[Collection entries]
════════════════════

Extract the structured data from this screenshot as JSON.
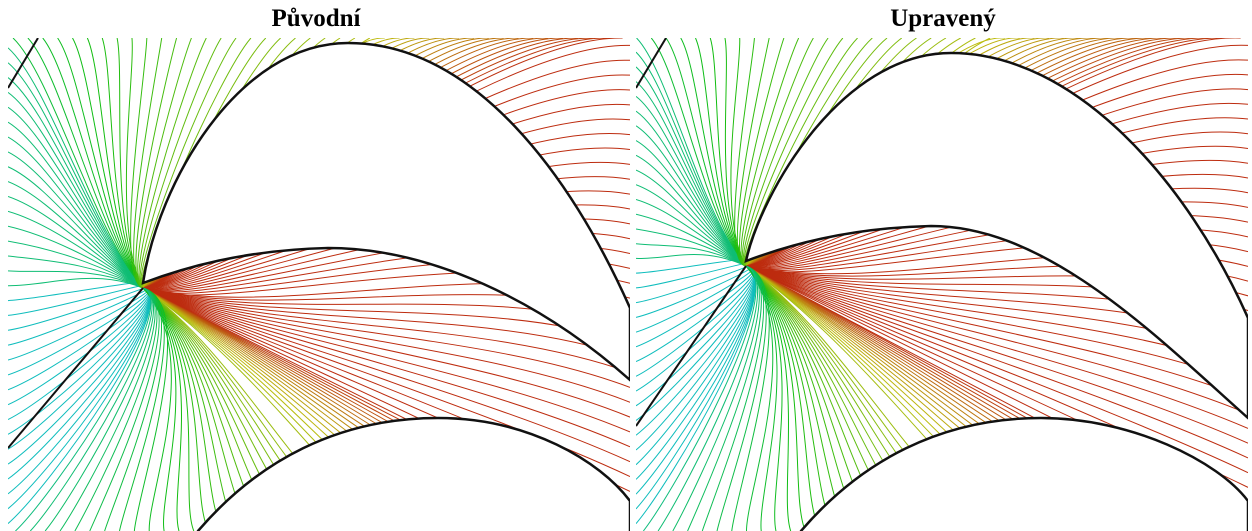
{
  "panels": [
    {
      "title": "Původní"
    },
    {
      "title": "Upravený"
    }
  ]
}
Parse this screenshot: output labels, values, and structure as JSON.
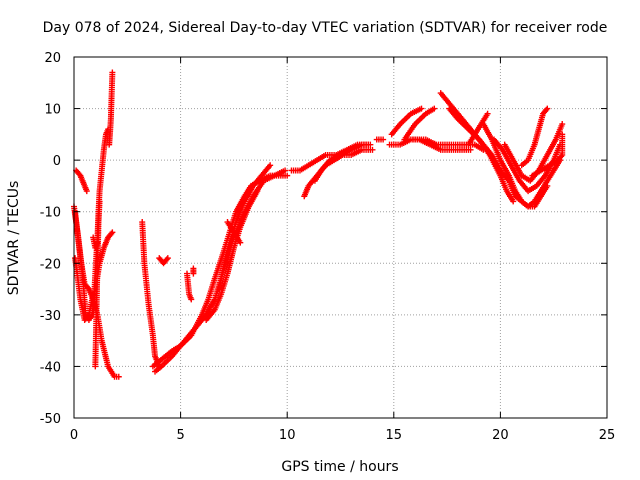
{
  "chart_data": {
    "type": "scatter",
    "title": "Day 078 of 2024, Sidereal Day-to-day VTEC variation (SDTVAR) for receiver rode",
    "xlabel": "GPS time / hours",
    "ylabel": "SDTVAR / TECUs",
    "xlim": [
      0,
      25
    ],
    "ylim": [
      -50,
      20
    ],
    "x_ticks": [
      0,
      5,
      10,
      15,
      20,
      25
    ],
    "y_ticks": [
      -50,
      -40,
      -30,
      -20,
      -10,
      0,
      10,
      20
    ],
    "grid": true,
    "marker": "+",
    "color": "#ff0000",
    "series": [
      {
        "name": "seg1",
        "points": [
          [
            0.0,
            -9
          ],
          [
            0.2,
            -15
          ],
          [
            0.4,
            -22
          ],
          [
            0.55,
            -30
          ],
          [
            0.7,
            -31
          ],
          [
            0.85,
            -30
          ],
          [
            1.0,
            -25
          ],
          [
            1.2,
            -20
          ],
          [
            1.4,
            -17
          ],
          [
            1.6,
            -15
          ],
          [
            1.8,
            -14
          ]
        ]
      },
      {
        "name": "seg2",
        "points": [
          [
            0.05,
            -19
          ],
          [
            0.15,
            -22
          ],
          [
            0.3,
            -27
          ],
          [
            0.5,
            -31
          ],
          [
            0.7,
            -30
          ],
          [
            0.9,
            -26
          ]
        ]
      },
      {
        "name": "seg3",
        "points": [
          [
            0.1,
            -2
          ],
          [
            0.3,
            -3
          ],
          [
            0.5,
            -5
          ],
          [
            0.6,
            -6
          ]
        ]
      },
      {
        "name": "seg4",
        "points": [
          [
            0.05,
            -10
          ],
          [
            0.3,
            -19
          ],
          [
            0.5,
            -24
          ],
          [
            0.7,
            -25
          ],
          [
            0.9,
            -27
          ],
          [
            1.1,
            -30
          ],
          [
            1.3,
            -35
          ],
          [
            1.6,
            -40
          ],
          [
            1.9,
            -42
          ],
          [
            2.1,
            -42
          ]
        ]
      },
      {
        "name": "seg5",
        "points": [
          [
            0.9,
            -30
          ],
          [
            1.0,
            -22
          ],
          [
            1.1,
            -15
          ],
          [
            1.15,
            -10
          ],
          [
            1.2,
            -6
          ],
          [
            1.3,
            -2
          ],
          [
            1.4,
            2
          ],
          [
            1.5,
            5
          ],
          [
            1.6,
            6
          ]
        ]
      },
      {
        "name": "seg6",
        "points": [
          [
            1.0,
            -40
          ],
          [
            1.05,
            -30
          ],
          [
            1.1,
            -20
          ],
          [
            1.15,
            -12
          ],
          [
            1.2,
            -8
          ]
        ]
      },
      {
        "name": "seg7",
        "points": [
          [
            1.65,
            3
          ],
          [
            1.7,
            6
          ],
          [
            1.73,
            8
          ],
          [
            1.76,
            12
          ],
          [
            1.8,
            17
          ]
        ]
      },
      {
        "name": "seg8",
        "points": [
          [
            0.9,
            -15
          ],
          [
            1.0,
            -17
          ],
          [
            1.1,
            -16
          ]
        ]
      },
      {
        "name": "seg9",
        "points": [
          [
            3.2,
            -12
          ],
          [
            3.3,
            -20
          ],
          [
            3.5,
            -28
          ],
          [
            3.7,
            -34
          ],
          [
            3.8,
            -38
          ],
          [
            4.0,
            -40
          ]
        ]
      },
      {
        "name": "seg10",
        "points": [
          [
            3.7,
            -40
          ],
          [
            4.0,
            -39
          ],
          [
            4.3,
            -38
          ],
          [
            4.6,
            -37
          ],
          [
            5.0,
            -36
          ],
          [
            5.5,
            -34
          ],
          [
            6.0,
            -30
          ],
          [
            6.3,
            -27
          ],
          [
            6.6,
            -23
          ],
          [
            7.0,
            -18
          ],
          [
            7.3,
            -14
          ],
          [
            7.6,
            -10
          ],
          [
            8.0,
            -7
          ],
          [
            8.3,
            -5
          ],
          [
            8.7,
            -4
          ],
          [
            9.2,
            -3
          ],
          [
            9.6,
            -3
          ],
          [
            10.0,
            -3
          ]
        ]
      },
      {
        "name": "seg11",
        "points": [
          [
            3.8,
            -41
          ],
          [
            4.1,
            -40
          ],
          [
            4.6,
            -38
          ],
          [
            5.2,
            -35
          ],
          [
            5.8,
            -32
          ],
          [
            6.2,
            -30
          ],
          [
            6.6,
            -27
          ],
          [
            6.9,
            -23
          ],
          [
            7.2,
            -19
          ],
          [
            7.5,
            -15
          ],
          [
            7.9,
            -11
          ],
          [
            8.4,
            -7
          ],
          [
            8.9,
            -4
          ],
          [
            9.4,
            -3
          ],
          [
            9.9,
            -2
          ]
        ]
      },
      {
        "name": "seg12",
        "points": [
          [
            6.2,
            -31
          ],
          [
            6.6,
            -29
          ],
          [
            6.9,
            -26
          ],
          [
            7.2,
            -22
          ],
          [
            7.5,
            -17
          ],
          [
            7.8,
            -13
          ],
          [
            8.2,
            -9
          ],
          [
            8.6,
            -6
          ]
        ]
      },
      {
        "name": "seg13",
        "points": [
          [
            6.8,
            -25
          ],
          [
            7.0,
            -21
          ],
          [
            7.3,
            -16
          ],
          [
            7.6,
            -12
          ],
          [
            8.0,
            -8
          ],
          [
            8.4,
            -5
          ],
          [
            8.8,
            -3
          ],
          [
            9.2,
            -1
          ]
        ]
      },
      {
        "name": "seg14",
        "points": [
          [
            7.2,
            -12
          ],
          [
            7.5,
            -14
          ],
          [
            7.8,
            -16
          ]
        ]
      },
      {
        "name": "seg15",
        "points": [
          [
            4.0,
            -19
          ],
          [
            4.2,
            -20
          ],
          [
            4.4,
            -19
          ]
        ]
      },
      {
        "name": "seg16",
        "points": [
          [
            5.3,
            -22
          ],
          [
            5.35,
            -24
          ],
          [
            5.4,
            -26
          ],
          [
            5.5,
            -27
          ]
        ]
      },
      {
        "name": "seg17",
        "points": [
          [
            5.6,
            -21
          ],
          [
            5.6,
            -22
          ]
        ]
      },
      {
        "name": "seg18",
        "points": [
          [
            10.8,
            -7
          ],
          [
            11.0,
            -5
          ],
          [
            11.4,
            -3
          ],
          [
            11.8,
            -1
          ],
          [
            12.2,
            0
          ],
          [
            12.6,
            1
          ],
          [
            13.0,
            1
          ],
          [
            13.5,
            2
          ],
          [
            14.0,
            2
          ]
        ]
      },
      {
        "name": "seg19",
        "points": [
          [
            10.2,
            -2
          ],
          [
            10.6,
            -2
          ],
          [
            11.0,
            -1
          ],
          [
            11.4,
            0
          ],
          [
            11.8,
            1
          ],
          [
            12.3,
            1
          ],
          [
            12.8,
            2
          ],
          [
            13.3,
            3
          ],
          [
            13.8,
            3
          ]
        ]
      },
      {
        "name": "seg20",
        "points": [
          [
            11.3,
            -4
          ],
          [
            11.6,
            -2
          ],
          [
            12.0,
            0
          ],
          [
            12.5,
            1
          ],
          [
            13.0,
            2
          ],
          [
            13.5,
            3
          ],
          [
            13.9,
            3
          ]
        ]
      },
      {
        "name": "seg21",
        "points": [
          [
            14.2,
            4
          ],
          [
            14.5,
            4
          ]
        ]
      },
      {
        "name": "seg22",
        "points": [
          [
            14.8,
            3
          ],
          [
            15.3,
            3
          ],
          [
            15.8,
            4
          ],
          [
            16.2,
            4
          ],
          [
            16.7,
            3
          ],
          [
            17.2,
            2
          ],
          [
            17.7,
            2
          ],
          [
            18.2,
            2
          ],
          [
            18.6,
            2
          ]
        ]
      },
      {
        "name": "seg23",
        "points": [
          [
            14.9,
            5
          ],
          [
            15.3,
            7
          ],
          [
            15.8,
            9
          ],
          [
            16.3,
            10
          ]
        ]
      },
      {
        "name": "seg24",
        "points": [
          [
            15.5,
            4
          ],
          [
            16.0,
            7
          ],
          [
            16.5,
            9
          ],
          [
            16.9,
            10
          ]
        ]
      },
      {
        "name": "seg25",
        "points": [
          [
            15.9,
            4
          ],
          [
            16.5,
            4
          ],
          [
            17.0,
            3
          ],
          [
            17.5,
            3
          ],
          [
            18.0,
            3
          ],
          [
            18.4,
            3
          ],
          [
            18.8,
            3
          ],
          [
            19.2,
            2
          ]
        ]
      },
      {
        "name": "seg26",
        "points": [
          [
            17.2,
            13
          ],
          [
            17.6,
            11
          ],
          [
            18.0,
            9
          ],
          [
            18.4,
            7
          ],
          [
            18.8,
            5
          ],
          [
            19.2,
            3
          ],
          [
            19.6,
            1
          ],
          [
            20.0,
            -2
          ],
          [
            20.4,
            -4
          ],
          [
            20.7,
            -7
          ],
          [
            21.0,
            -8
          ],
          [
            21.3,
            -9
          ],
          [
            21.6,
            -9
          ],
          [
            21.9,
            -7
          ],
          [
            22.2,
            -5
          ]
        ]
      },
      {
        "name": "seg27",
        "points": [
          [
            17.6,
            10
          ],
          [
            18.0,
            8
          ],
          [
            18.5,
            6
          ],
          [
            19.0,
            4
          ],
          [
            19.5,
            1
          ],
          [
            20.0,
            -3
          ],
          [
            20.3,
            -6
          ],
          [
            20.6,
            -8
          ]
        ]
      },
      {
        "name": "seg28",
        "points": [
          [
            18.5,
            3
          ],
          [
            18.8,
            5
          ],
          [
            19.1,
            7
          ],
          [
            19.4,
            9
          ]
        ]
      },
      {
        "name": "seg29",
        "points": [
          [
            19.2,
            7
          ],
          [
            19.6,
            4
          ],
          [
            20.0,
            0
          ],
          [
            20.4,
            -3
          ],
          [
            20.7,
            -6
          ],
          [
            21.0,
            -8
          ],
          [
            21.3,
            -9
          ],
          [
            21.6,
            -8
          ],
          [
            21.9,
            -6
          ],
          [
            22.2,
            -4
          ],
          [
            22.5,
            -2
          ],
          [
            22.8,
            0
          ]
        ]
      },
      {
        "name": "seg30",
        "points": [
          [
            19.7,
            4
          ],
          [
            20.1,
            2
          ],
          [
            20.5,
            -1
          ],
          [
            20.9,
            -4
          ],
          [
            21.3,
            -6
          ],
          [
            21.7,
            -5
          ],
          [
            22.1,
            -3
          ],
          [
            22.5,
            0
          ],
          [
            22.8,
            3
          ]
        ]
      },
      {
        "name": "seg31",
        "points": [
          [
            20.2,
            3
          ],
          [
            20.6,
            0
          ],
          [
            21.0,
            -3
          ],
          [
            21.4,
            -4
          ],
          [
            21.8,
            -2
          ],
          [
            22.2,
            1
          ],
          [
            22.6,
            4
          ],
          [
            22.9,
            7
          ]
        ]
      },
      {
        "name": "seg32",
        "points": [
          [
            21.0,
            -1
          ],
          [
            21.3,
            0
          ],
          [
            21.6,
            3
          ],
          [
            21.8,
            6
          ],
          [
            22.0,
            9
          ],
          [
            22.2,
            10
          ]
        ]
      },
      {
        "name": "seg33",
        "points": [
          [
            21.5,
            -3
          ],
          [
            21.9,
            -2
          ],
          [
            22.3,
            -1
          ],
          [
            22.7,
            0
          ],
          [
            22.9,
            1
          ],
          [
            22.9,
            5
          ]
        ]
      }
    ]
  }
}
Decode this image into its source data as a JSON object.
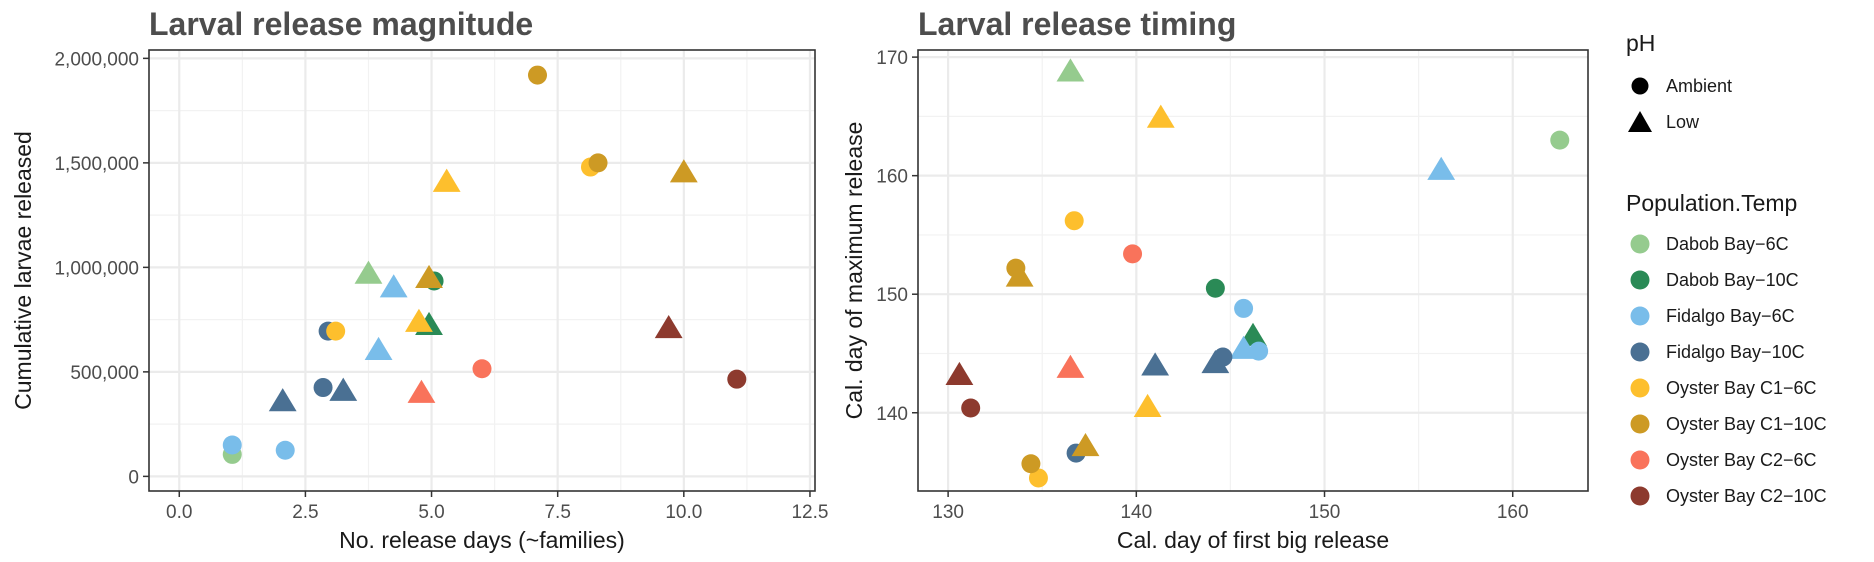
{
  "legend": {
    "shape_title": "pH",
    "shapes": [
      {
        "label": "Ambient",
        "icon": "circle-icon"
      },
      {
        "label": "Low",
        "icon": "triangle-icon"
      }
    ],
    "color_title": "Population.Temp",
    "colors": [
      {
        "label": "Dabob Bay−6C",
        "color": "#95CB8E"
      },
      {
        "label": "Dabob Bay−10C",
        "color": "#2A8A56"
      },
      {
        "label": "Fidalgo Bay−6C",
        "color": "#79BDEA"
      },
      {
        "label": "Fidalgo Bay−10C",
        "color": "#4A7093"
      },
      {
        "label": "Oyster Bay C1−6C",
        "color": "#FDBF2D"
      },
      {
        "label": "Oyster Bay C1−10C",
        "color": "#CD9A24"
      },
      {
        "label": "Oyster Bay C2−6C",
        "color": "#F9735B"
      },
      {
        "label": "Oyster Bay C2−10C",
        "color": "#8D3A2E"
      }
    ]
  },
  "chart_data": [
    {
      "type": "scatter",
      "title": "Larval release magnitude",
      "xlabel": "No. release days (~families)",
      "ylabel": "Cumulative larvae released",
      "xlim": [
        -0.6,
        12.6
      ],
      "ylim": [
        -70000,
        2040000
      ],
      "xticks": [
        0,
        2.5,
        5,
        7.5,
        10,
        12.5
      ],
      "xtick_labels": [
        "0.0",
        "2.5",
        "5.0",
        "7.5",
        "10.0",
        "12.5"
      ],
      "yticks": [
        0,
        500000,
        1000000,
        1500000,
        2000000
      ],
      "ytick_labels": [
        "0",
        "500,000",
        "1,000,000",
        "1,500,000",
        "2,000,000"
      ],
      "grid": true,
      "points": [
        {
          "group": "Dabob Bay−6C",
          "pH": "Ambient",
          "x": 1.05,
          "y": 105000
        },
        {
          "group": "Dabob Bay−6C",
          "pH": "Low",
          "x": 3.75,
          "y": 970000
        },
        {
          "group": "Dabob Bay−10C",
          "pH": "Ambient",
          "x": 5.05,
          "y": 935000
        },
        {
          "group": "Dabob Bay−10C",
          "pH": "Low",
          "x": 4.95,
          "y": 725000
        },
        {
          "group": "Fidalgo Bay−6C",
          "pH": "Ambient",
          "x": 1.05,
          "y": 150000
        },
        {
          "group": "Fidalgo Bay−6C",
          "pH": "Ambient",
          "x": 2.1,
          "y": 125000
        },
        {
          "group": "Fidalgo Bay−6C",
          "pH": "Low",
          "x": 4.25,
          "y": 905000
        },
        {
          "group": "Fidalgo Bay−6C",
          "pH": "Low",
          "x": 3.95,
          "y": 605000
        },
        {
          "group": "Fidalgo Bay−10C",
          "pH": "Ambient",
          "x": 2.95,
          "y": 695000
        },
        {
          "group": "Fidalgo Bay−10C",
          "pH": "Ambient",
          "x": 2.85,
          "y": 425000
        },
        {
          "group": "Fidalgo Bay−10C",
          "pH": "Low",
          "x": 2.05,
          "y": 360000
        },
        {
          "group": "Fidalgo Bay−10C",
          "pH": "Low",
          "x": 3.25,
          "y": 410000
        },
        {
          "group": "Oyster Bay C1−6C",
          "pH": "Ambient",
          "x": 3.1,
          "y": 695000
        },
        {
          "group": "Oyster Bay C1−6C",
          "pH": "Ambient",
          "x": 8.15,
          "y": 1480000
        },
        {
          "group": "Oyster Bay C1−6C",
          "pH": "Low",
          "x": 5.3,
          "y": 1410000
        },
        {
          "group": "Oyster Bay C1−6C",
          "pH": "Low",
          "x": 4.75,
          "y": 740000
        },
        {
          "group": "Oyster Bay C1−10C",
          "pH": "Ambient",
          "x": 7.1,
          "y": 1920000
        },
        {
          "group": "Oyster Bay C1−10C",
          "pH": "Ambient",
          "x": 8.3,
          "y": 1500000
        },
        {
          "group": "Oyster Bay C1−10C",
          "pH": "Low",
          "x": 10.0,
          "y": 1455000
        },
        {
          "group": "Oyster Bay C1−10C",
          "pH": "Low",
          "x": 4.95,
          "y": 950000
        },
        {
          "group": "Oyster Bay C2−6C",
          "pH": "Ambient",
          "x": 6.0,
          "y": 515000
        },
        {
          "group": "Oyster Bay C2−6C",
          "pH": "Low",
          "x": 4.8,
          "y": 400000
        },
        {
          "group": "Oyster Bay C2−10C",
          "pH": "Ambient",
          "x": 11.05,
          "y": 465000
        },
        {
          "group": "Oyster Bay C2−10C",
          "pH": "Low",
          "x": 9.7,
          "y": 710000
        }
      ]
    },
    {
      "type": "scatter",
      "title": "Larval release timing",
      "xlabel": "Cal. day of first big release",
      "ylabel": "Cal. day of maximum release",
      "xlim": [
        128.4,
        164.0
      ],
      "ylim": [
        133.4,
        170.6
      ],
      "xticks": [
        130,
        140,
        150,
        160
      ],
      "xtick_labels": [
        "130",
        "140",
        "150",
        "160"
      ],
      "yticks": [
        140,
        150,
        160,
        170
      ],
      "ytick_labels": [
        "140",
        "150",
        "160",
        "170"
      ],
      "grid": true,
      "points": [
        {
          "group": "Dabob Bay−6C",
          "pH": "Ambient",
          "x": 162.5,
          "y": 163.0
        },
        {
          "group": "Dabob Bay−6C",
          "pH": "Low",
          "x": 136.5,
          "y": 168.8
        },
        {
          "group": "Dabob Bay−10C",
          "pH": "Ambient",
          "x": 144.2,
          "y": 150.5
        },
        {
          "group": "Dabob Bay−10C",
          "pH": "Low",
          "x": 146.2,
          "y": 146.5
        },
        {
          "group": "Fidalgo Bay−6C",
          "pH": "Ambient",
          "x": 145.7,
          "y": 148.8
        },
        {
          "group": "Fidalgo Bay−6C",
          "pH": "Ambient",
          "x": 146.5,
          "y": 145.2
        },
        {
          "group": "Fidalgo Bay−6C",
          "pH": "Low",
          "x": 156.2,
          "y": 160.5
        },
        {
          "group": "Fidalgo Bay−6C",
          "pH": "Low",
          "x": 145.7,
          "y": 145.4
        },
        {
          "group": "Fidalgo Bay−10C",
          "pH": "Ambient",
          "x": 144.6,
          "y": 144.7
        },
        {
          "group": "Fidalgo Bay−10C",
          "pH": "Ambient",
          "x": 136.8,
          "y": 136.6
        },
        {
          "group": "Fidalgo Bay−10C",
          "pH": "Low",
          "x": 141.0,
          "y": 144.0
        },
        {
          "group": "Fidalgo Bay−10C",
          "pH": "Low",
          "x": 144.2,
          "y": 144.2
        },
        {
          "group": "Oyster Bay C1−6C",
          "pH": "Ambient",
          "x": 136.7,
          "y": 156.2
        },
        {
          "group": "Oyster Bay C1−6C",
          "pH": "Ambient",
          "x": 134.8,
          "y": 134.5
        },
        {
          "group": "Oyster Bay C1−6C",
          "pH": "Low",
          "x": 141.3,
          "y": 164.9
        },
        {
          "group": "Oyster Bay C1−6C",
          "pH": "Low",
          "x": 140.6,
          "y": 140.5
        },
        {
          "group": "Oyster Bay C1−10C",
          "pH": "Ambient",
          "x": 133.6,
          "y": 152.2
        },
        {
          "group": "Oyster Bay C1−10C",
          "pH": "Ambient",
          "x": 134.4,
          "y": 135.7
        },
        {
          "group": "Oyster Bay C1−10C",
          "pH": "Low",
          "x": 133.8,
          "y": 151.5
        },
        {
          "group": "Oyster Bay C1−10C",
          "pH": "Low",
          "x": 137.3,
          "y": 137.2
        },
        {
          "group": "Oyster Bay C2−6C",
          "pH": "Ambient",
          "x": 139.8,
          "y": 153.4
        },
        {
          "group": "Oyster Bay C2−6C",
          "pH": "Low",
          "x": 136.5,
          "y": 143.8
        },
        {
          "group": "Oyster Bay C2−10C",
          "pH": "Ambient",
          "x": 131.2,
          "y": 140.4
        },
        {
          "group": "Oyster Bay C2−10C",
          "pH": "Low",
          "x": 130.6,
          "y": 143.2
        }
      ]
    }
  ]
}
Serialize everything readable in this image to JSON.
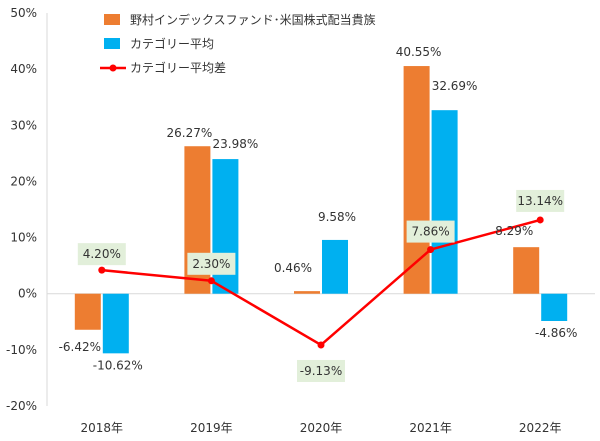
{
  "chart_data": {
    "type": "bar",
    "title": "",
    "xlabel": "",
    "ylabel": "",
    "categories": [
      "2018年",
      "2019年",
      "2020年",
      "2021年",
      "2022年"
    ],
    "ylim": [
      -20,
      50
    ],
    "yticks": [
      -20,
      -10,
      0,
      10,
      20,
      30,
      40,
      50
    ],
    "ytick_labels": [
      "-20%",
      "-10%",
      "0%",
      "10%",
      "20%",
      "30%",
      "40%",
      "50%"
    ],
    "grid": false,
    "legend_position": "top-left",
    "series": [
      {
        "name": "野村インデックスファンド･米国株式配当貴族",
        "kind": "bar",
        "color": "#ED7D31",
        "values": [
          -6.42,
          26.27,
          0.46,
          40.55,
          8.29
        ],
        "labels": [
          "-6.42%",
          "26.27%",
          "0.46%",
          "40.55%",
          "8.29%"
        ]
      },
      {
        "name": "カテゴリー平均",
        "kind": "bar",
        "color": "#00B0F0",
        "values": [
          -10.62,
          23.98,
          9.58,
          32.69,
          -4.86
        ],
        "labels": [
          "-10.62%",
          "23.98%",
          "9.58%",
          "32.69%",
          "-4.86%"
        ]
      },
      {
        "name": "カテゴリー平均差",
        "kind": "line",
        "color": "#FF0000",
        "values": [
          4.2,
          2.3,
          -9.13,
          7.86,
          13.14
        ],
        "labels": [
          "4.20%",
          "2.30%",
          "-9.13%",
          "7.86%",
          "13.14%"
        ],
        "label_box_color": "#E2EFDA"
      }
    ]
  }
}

════════════════════

Aim of the exercise
Count every line above that holds the word "this", and state the number and nothing more.

Right answer
4